▼▼▼
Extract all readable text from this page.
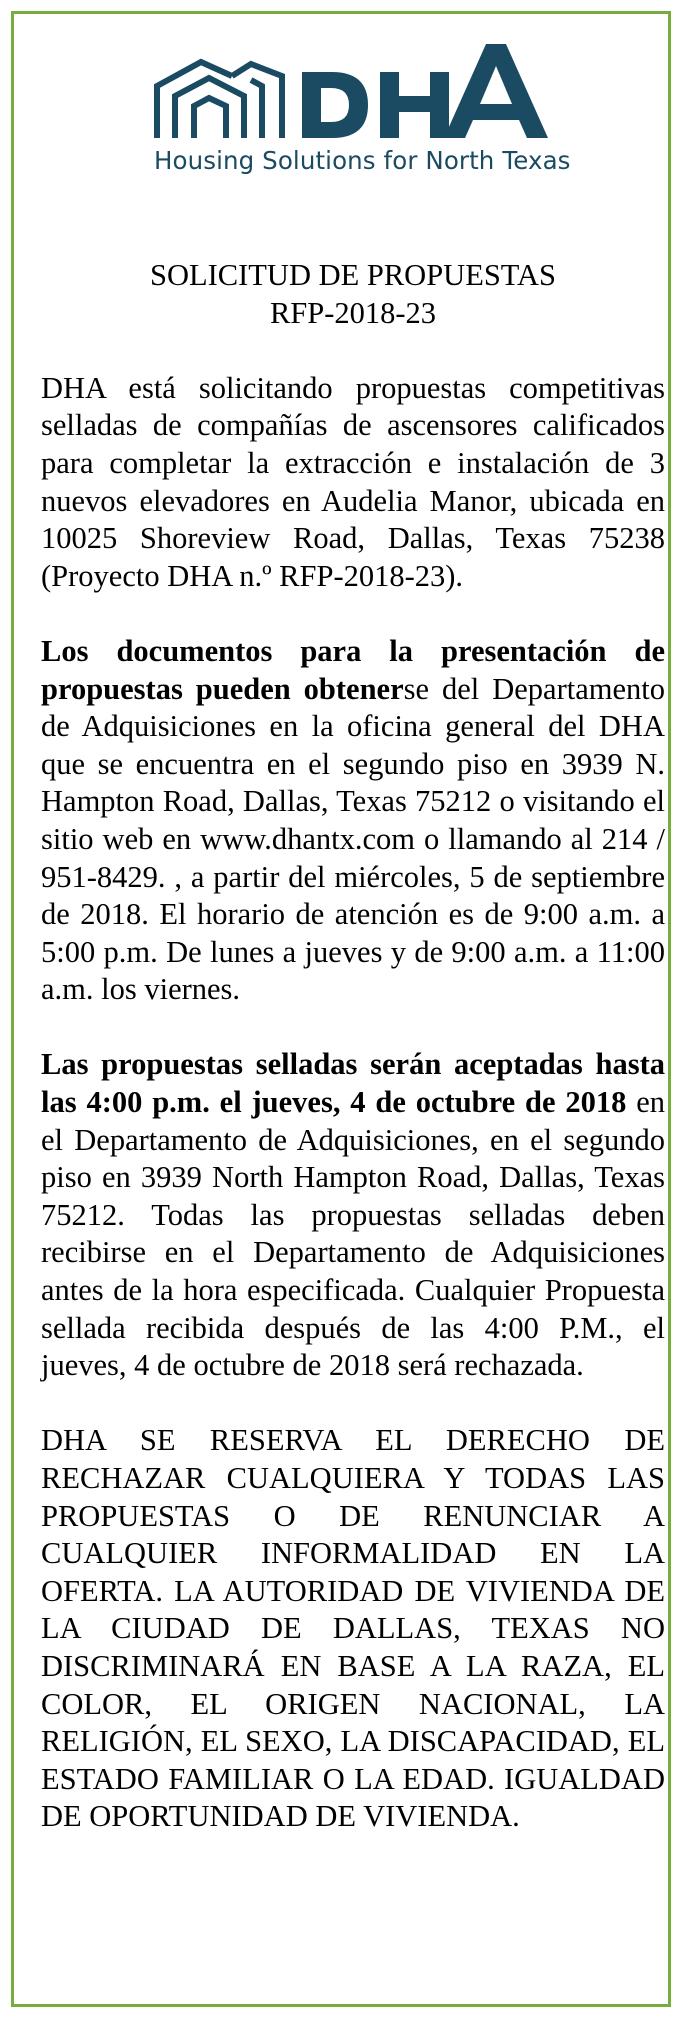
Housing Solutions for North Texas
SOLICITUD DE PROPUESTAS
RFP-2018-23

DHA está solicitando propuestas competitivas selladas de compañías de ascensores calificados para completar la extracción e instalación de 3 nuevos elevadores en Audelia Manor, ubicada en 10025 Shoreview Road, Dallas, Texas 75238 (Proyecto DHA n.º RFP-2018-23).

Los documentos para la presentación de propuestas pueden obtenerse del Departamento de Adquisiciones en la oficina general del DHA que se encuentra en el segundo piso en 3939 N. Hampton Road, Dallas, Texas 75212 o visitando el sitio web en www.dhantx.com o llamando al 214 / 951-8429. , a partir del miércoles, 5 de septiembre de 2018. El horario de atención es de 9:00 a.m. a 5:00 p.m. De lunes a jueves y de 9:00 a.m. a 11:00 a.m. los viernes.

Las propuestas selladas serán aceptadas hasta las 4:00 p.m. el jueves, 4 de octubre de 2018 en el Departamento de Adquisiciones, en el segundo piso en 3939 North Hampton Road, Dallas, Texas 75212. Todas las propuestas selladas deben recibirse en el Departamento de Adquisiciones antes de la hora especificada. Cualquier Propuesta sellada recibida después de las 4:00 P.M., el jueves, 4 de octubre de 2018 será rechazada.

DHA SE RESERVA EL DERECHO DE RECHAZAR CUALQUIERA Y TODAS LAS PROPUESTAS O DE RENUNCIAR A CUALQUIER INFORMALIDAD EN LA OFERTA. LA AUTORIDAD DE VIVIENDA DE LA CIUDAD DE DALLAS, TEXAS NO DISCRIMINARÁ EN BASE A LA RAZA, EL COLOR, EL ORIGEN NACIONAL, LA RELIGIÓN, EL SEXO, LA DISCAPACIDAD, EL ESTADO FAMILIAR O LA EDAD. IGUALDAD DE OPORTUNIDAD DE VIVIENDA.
▲▲▲
- The request
Report only how many lines in the entries contain "para".

- Problem solution
2